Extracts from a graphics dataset
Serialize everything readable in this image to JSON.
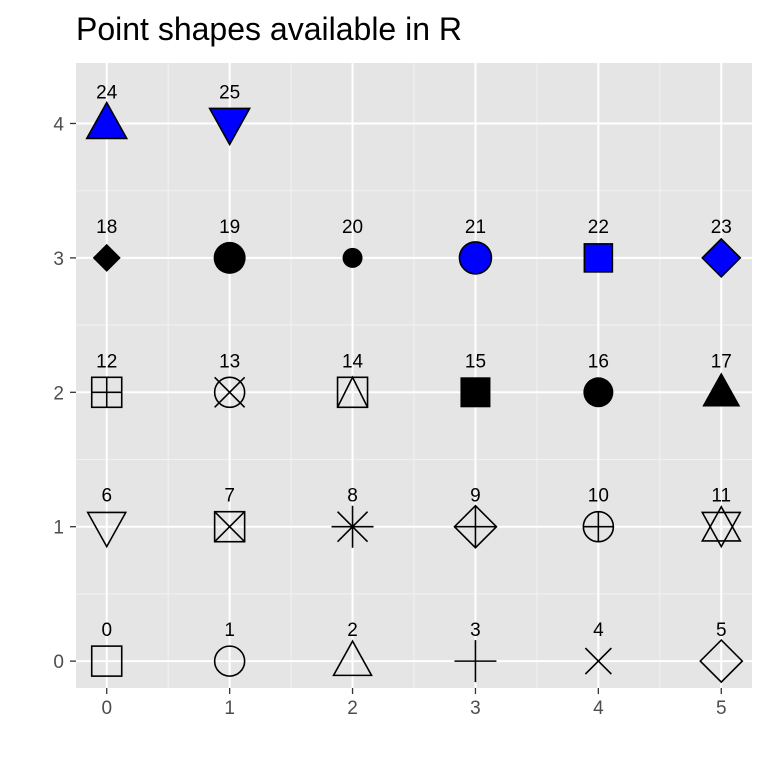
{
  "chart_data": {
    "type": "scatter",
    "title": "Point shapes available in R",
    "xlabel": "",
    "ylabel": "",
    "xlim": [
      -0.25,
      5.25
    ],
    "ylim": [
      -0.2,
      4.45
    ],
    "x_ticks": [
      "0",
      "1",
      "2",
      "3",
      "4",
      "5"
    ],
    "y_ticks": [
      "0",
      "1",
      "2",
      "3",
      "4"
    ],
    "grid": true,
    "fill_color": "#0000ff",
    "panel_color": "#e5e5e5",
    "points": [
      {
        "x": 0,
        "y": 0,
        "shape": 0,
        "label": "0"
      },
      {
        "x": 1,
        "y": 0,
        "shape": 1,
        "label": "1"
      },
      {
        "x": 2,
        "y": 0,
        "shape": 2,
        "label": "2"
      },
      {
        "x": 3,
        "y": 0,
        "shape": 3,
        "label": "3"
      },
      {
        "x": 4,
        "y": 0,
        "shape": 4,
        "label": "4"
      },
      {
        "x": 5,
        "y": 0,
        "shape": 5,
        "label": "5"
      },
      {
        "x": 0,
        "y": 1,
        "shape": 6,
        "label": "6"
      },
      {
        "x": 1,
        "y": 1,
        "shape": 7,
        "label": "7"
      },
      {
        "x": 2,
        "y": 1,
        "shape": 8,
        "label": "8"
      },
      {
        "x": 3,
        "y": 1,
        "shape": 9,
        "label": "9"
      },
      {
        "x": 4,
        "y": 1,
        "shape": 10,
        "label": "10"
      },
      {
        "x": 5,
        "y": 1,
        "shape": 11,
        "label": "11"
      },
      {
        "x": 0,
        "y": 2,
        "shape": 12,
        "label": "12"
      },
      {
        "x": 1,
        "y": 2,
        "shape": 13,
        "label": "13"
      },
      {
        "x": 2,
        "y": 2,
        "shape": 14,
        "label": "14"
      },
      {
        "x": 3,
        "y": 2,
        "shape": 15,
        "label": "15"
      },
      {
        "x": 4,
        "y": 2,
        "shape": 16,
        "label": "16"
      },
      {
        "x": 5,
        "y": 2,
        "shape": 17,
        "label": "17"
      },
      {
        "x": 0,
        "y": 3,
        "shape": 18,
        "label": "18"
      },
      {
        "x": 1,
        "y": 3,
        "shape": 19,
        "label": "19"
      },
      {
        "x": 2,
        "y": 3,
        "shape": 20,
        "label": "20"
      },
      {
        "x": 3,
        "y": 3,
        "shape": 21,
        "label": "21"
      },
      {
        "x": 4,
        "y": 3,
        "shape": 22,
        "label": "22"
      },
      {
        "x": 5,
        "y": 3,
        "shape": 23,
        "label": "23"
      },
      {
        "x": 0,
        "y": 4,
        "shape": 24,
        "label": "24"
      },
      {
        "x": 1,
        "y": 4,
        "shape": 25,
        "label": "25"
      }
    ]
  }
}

GOAL:
Copy the records exactly as they appear, excluding images.

FULL RESPONSE:
Serialize everything readable in this image to JSON.
{
  "chart_data": {
    "type": "scatter",
    "title": "Point shapes available in R",
    "xlabel": "",
    "ylabel": "",
    "xlim": [
      -0.25,
      5.25
    ],
    "ylim": [
      -0.2,
      4.45
    ],
    "x_ticks": [
      "0",
      "1",
      "2",
      "3",
      "4",
      "5"
    ],
    "y_ticks": [
      "0",
      "1",
      "2",
      "3",
      "4"
    ],
    "grid": true,
    "fill_color": "#0000ff",
    "panel_color": "#e5e5e5",
    "points": [
      {
        "x": 0,
        "y": 0,
        "shape": 0,
        "label": "0"
      },
      {
        "x": 1,
        "y": 0,
        "shape": 1,
        "label": "1"
      },
      {
        "x": 2,
        "y": 0,
        "shape": 2,
        "label": "2"
      },
      {
        "x": 3,
        "y": 0,
        "shape": 3,
        "label": "3"
      },
      {
        "x": 4,
        "y": 0,
        "shape": 4,
        "label": "4"
      },
      {
        "x": 5,
        "y": 0,
        "shape": 5,
        "label": "5"
      },
      {
        "x": 0,
        "y": 1,
        "shape": 6,
        "label": "6"
      },
      {
        "x": 1,
        "y": 1,
        "shape": 7,
        "label": "7"
      },
      {
        "x": 2,
        "y": 1,
        "shape": 8,
        "label": "8"
      },
      {
        "x": 3,
        "y": 1,
        "shape": 9,
        "label": "9"
      },
      {
        "x": 4,
        "y": 1,
        "shape": 10,
        "label": "10"
      },
      {
        "x": 5,
        "y": 1,
        "shape": 11,
        "label": "11"
      },
      {
        "x": 0,
        "y": 2,
        "shape": 12,
        "label": "12"
      },
      {
        "x": 1,
        "y": 2,
        "shape": 13,
        "label": "13"
      },
      {
        "x": 2,
        "y": 2,
        "shape": 14,
        "label": "14"
      },
      {
        "x": 3,
        "y": 2,
        "shape": 15,
        "label": "15"
      },
      {
        "x": 4,
        "y": 2,
        "shape": 16,
        "label": "16"
      },
      {
        "x": 5,
        "y": 2,
        "shape": 17,
        "label": "17"
      },
      {
        "x": 0,
        "y": 3,
        "shape": 18,
        "label": "18"
      },
      {
        "x": 1,
        "y": 3,
        "shape": 19,
        "label": "19"
      },
      {
        "x": 2,
        "y": 3,
        "shape": 20,
        "label": "20"
      },
      {
        "x": 3,
        "y": 3,
        "shape": 21,
        "label": "21"
      },
      {
        "x": 4,
        "y": 3,
        "shape": 22,
        "label": "22"
      },
      {
        "x": 5,
        "y": 3,
        "shape": 23,
        "label": "23"
      },
      {
        "x": 0,
        "y": 4,
        "shape": 24,
        "label": "24"
      },
      {
        "x": 1,
        "y": 4,
        "shape": 25,
        "label": "25"
      }
    ]
  }
}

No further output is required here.